*** INPUT RECORDS ***

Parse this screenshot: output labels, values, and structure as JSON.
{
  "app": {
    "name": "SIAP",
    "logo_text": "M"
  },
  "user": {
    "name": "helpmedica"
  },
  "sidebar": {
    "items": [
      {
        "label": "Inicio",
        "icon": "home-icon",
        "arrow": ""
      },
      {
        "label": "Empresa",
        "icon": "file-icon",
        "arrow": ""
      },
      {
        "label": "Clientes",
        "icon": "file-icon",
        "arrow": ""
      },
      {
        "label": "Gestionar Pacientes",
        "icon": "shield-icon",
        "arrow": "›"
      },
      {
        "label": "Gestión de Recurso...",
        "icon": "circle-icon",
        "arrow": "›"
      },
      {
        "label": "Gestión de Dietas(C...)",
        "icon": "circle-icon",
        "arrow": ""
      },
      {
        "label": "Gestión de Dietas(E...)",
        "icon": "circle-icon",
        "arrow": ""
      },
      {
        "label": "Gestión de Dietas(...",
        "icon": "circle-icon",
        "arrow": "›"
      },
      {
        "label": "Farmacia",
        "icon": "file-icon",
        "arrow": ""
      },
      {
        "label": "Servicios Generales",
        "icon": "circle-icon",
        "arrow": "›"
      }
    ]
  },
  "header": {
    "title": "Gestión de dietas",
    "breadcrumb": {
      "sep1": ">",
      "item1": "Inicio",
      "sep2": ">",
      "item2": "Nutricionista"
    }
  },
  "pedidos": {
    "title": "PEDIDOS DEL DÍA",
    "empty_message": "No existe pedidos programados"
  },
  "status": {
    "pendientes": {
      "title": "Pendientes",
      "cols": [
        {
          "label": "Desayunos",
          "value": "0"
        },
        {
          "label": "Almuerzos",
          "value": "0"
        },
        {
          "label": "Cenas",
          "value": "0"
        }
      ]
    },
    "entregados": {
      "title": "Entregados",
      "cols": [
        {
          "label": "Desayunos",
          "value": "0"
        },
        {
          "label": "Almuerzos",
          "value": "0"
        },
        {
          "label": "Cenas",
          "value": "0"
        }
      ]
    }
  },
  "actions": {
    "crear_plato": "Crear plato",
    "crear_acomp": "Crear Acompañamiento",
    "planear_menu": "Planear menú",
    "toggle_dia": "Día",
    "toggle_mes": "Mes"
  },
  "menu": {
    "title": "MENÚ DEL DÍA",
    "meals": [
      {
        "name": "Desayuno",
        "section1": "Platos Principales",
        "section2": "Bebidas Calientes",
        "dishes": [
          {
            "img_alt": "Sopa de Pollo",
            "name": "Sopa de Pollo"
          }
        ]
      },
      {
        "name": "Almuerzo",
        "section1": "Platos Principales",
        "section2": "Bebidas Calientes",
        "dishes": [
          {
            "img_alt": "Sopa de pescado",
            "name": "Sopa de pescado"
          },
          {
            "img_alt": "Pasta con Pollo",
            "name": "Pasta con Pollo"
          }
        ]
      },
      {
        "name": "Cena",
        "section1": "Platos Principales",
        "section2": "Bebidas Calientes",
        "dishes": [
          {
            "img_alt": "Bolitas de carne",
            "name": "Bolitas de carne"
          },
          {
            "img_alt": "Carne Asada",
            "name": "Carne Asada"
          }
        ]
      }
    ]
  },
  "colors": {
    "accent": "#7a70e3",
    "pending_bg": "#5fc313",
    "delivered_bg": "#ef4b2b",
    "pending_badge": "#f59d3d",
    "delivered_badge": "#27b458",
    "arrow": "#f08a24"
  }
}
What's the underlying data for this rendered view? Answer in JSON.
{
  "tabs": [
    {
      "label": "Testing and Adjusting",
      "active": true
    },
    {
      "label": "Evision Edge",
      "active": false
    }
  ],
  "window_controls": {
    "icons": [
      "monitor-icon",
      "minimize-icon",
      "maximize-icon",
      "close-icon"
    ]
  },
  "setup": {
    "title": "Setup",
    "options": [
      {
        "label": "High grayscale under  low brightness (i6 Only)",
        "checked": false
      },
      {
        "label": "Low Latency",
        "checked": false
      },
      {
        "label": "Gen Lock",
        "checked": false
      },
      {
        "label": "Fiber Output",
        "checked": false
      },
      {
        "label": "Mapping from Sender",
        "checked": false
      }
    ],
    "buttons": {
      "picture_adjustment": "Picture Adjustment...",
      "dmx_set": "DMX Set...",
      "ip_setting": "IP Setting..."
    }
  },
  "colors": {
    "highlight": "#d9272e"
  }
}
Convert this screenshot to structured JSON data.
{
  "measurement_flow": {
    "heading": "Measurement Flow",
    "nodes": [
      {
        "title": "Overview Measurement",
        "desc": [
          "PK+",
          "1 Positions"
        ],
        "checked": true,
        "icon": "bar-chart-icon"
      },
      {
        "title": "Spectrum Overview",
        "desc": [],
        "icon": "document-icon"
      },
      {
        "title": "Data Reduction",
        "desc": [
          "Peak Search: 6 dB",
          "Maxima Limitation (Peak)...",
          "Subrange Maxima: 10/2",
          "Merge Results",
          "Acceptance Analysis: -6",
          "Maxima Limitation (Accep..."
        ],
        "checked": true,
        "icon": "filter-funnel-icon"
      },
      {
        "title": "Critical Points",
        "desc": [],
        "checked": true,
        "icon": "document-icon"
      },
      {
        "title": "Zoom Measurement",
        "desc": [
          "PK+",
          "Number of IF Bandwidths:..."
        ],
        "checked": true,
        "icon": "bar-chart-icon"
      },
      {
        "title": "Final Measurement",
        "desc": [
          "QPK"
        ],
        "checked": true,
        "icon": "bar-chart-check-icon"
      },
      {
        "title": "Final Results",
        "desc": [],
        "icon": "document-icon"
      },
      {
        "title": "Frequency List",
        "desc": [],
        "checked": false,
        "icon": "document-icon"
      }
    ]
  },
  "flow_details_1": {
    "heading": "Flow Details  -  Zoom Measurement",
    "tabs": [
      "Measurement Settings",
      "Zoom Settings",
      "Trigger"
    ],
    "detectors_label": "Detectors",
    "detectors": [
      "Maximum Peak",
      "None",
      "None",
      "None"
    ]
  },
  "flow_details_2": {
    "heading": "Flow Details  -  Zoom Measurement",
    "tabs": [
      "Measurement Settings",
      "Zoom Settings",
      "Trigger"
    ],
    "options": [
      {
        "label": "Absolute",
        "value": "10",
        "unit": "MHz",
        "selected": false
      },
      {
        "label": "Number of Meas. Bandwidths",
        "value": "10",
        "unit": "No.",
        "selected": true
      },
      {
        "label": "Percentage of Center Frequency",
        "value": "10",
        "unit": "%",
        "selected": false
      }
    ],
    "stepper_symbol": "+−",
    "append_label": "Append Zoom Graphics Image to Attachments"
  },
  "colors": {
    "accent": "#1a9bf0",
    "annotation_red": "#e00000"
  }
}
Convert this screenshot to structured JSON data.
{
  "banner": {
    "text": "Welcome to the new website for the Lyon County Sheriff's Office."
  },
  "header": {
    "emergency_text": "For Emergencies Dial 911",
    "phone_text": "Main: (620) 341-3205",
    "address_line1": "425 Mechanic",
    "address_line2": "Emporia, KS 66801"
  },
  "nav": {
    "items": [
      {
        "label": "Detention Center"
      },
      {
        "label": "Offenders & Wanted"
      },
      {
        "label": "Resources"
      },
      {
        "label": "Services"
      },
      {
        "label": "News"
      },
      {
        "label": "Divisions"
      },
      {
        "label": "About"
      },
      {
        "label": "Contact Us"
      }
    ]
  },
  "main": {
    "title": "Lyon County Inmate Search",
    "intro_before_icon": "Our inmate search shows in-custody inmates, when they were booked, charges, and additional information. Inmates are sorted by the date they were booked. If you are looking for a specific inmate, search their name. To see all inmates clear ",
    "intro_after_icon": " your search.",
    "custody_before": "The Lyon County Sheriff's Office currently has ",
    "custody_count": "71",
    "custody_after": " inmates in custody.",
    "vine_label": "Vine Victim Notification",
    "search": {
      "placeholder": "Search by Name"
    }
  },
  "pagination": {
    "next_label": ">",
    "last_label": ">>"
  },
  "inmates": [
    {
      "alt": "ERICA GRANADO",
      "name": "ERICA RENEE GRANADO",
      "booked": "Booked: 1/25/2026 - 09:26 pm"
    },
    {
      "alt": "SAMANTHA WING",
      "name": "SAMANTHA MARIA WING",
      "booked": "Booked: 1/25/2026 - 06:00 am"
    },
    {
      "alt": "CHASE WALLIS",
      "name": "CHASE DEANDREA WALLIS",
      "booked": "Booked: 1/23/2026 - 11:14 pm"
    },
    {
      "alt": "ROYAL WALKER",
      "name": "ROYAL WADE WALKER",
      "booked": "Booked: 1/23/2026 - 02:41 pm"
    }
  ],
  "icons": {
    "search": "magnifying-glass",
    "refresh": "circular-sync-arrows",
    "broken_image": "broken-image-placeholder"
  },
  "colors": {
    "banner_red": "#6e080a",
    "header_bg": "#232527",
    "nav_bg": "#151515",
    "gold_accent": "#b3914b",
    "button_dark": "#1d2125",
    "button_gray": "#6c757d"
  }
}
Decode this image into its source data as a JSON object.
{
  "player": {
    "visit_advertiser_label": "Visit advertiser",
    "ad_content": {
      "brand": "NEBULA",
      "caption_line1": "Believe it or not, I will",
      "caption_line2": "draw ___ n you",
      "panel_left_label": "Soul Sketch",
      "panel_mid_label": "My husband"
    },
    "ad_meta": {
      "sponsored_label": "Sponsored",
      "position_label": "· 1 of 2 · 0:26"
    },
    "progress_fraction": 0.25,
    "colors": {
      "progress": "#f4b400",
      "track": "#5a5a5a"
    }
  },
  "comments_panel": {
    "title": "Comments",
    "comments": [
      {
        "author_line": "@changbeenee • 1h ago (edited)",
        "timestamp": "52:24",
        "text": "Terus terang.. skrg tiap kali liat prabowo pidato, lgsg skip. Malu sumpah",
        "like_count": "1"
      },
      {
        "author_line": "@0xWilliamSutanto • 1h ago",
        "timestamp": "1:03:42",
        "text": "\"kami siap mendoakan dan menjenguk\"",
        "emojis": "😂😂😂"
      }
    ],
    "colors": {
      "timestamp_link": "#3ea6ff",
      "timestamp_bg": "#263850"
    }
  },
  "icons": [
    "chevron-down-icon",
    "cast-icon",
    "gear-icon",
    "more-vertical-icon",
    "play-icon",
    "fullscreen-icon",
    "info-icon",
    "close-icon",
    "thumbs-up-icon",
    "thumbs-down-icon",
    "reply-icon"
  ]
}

***

Identify each line of the material where the word "CHASE" shows up, and copy it.

_OUTPUT FOR THIS TASK_
      "alt": "CHASE WALLIS",
      "name": "CHASE DEANDREA WALLIS",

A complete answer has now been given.